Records
####

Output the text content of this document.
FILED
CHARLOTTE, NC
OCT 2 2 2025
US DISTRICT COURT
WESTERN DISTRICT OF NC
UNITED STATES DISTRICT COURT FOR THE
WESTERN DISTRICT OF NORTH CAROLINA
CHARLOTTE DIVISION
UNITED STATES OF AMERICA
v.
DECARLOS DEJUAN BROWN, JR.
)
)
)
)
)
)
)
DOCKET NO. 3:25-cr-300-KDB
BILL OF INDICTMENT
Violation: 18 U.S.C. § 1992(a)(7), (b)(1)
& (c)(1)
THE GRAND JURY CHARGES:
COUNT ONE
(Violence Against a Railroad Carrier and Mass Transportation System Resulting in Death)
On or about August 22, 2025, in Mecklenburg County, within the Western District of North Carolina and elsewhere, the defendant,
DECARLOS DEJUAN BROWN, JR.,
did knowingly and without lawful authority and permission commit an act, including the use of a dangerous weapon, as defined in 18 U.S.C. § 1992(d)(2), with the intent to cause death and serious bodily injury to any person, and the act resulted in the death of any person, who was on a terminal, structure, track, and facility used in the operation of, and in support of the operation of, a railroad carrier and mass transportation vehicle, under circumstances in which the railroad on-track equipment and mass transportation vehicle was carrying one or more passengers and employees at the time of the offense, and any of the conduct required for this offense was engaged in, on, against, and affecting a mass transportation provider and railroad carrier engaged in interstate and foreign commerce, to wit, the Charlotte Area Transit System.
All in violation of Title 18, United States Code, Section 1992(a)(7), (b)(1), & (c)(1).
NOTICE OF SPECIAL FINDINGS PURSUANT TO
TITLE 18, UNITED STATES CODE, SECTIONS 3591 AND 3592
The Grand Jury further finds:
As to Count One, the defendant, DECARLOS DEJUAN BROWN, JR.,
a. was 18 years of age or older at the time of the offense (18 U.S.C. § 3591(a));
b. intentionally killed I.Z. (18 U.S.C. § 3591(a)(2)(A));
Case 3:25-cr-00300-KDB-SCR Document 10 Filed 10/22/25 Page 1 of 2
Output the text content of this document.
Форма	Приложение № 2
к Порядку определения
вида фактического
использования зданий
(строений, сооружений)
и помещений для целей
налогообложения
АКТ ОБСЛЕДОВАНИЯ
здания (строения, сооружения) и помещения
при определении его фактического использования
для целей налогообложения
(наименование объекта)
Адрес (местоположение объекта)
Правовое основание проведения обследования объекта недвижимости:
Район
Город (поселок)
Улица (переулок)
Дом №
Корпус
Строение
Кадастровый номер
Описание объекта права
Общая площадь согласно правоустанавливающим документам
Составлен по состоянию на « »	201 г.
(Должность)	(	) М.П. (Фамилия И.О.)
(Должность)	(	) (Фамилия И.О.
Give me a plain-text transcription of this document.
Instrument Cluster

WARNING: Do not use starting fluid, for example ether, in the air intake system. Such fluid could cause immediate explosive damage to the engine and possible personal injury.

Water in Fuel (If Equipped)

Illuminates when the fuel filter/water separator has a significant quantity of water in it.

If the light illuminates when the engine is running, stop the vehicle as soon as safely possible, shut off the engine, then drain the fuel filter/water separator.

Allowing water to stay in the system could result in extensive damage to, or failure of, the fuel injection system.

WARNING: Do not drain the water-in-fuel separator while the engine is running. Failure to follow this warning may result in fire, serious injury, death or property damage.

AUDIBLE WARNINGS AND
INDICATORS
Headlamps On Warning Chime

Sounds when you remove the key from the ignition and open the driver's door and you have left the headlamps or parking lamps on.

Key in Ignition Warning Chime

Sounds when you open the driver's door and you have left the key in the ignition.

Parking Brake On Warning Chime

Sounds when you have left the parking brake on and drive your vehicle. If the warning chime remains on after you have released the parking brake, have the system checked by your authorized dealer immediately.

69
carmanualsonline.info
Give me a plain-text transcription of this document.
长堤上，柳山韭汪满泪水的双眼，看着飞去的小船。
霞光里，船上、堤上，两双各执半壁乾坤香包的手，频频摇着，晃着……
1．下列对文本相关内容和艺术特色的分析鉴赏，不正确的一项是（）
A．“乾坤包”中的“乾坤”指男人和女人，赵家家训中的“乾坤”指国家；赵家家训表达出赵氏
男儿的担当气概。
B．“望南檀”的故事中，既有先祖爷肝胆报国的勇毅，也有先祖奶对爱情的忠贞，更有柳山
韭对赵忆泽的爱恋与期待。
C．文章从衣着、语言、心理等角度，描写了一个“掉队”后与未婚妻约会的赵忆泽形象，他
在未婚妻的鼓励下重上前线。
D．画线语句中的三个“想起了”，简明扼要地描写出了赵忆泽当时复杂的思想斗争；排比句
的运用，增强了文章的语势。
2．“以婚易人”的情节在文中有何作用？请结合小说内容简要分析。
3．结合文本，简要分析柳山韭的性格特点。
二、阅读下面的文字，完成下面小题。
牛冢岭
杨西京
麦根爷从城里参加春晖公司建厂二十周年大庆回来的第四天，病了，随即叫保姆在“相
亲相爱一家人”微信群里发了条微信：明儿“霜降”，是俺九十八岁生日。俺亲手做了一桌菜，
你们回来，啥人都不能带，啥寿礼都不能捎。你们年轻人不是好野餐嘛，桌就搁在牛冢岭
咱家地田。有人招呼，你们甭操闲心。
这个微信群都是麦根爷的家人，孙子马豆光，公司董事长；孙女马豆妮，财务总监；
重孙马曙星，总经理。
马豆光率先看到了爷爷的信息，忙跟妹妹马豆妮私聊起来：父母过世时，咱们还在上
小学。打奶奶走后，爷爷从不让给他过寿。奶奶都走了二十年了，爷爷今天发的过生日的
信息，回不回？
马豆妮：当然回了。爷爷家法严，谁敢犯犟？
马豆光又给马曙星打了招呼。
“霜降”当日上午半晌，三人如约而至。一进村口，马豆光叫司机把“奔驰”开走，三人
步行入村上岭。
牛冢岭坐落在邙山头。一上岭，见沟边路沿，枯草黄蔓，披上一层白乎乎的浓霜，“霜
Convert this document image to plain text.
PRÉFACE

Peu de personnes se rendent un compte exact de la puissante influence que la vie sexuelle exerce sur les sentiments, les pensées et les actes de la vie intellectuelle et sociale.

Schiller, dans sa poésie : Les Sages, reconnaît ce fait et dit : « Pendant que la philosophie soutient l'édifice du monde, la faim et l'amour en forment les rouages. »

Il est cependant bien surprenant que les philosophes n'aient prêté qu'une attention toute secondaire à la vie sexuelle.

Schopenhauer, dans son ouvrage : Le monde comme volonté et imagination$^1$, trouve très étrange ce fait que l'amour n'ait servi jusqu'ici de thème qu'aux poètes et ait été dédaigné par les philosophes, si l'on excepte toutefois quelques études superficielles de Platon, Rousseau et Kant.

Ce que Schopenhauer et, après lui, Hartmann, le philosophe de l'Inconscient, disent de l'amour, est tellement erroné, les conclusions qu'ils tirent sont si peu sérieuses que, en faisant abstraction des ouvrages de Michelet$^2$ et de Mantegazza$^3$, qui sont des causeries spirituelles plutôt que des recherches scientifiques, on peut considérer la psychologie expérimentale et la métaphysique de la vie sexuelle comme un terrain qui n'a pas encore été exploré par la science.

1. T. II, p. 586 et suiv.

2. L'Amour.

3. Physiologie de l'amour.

####

Find each line holding "defendant". Copy it out.

> [Task output]:
On or about August 22, 2025, in Mecklenburg County, within the Western District of North Carolina and elsewhere, the defendant,
As to Count One, the defendant, DECARLOS DEJUAN BROWN, JR.,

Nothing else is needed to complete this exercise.